>> BEGIN RECORDED INFORMATION

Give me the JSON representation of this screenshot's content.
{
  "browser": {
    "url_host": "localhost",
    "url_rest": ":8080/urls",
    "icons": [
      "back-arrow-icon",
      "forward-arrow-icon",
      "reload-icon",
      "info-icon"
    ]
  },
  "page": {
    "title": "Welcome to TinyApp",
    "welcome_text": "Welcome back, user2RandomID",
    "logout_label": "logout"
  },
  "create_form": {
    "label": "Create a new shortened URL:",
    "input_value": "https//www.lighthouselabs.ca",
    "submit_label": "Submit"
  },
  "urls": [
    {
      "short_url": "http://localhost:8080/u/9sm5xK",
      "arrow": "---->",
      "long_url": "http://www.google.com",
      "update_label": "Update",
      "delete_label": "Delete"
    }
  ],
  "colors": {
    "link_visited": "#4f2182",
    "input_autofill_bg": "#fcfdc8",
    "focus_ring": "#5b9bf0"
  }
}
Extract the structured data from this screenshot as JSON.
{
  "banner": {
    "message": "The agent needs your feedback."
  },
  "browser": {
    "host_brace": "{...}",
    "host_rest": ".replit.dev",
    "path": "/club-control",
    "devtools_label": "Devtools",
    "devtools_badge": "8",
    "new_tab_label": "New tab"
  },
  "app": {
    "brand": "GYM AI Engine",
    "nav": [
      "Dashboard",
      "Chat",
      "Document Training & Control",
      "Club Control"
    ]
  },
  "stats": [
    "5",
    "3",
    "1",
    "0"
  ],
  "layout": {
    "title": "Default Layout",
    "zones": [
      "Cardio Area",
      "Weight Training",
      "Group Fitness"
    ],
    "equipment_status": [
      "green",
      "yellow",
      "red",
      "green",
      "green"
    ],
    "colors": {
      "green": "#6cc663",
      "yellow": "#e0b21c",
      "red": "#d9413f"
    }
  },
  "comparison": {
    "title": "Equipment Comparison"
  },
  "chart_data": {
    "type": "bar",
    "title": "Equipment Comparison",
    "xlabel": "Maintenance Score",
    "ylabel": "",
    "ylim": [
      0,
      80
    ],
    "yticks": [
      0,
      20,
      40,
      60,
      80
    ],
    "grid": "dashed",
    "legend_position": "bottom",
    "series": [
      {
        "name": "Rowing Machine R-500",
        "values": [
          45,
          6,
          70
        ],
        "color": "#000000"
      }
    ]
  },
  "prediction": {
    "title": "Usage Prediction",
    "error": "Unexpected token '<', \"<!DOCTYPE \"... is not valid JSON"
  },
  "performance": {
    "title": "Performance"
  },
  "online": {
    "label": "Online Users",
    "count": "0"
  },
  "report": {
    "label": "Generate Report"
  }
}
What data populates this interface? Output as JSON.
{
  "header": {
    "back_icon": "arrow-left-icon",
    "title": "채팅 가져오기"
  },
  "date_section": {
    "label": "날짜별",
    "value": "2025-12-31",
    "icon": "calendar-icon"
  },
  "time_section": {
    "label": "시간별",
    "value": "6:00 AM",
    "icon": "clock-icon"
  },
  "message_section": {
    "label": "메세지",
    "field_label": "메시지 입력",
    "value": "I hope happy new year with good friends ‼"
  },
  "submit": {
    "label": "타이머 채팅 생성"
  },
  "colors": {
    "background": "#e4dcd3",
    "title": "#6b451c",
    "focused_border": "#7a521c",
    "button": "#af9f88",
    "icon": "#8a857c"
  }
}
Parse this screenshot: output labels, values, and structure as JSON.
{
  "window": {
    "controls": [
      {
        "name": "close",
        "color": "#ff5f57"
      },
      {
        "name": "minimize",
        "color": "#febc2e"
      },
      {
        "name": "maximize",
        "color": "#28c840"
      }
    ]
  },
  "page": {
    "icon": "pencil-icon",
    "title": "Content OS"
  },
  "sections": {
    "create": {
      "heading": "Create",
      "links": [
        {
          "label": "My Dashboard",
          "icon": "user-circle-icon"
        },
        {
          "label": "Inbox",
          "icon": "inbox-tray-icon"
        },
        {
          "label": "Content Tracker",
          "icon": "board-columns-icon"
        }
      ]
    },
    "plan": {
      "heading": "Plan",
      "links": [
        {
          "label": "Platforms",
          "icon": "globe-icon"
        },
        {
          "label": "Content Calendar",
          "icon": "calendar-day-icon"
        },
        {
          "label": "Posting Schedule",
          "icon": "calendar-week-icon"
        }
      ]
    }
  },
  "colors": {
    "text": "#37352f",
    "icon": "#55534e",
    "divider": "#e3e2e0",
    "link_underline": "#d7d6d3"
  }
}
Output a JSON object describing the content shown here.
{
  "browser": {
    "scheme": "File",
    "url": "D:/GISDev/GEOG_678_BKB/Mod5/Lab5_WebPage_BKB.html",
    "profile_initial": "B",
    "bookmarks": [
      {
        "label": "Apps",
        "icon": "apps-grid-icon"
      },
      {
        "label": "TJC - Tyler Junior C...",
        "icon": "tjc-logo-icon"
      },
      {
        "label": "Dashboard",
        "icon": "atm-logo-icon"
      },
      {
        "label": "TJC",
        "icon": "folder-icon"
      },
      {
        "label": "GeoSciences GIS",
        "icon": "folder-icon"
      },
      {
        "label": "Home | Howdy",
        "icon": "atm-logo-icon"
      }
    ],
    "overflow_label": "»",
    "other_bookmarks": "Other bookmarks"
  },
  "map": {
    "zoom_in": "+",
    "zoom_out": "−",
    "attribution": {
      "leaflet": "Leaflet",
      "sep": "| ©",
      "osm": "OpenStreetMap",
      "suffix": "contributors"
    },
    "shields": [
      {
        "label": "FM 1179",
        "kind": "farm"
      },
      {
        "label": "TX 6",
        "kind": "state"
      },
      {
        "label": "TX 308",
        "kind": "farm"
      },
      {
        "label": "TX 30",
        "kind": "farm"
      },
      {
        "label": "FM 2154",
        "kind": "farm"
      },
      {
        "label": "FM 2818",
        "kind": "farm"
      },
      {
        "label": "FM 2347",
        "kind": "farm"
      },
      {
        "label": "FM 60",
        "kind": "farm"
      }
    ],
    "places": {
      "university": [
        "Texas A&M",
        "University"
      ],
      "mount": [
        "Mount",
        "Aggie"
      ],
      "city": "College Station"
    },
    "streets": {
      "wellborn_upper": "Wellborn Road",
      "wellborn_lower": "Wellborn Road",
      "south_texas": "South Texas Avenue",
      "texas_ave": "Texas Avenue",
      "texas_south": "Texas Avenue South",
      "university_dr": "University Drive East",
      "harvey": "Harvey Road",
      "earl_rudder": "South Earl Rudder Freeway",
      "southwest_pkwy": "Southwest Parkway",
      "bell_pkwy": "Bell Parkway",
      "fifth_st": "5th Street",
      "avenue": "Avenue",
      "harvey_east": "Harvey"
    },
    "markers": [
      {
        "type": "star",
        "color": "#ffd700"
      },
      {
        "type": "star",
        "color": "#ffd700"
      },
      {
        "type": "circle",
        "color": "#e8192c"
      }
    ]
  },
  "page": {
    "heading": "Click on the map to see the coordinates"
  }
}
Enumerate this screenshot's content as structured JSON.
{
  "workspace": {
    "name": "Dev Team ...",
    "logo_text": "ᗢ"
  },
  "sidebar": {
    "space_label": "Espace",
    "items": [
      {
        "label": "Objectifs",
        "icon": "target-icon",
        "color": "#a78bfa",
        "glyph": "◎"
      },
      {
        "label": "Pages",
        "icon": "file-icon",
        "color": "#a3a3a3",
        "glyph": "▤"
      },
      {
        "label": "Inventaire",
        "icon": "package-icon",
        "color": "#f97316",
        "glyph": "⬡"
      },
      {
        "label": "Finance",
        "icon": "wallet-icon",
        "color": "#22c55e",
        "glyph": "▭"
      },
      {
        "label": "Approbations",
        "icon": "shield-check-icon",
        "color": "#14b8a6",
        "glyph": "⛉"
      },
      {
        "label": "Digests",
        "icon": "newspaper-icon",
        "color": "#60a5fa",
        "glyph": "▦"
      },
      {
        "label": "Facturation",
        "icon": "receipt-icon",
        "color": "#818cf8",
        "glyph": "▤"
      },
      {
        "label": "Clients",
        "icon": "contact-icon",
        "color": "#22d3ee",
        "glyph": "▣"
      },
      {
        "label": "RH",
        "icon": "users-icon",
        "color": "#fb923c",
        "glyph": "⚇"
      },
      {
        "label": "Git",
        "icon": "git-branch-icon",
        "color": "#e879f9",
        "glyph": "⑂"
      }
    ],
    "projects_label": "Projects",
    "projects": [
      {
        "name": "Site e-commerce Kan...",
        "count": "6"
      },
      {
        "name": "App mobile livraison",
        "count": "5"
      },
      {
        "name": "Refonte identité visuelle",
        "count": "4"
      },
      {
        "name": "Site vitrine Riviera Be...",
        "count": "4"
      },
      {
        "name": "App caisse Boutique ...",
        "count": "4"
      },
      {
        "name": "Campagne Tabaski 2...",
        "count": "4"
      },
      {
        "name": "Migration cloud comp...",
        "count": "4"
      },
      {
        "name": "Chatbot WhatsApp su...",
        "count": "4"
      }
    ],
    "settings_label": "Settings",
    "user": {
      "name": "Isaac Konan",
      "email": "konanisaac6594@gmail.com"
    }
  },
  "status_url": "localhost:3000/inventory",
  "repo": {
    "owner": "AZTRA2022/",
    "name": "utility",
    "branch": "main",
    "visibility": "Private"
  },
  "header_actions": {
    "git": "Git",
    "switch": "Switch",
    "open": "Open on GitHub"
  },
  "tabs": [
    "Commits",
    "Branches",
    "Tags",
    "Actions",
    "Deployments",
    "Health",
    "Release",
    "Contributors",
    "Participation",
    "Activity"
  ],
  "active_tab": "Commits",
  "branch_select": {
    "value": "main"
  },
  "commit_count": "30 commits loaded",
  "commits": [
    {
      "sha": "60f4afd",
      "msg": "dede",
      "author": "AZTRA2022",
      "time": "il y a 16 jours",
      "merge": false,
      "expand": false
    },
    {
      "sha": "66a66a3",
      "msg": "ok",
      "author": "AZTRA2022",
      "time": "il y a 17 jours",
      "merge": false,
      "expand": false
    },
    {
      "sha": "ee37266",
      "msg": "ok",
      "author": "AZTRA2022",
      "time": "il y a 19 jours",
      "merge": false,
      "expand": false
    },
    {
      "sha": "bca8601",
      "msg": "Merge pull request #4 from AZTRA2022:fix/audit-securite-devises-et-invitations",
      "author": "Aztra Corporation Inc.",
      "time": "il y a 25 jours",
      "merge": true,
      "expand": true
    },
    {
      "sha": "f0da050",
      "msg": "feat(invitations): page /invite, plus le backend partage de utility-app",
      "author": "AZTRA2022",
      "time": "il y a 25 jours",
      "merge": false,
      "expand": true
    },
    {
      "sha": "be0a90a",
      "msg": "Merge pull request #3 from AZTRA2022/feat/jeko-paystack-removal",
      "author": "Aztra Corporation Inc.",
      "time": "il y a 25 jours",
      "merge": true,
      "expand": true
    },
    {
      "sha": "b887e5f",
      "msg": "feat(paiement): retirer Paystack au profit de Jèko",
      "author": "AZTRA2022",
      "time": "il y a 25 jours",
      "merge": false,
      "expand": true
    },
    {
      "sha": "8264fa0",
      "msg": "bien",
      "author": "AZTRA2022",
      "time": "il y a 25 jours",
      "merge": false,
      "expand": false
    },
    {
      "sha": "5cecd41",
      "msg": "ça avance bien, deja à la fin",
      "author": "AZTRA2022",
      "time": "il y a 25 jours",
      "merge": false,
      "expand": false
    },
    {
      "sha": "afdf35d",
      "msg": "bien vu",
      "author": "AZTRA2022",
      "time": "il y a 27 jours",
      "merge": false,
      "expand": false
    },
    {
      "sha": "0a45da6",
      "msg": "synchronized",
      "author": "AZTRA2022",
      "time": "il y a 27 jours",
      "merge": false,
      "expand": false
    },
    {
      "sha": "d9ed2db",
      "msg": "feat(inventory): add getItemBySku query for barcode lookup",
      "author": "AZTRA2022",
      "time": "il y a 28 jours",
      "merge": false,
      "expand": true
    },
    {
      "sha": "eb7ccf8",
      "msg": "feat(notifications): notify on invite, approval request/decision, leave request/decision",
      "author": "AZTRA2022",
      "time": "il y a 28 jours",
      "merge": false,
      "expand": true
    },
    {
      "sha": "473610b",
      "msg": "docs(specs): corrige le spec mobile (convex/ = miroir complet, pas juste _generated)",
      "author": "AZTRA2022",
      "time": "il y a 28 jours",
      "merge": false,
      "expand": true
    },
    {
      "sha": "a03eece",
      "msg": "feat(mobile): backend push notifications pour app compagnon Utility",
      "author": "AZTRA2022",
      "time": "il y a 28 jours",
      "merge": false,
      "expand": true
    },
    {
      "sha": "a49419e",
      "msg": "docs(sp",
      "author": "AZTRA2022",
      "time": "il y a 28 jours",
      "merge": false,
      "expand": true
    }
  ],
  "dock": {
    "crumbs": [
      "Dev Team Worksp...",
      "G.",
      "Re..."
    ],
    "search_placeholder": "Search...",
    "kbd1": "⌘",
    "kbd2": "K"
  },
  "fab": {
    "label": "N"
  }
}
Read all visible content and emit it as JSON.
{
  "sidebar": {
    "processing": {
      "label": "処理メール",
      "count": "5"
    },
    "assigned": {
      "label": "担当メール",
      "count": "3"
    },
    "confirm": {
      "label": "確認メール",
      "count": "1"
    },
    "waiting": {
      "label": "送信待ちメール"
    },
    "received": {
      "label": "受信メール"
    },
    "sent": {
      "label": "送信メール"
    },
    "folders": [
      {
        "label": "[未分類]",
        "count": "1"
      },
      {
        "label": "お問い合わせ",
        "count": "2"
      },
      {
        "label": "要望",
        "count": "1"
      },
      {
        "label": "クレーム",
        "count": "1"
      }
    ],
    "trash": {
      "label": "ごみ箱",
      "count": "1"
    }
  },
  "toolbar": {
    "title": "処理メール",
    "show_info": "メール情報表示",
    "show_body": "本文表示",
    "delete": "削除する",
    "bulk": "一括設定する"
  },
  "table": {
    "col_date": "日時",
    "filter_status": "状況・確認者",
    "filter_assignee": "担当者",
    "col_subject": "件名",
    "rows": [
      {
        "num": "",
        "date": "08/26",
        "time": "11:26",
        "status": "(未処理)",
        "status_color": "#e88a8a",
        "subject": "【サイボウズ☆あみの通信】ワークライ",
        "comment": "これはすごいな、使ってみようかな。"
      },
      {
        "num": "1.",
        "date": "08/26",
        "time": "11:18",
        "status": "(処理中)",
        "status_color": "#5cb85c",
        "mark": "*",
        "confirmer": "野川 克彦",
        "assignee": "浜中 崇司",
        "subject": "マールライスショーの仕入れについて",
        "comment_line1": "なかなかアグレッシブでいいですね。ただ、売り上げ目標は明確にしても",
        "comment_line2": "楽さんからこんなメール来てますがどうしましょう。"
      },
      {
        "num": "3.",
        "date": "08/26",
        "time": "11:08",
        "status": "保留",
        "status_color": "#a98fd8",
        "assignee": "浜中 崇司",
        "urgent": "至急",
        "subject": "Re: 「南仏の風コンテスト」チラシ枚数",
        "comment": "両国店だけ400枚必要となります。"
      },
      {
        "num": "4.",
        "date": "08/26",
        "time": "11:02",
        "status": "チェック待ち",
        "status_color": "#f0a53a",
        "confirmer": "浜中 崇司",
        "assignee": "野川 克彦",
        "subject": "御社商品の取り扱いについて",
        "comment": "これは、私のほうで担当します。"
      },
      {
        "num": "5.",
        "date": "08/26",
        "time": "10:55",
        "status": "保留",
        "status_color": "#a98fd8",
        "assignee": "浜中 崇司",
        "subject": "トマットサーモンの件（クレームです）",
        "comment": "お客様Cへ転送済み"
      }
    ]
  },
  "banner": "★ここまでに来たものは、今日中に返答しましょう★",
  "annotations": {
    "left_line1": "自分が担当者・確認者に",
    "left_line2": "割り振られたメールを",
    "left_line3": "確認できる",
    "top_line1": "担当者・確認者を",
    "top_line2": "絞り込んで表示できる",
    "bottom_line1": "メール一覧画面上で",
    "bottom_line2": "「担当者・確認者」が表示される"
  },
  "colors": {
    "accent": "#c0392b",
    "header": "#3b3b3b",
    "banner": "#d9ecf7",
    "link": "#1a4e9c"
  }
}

>> END RECORDED INFORMATION

◆ **YOUR GOAL**
Pull out all lines in the data above that include "Training".

◆ **EXERCISE ANSWER**
      "Document Training & Control",
      "Weight Training",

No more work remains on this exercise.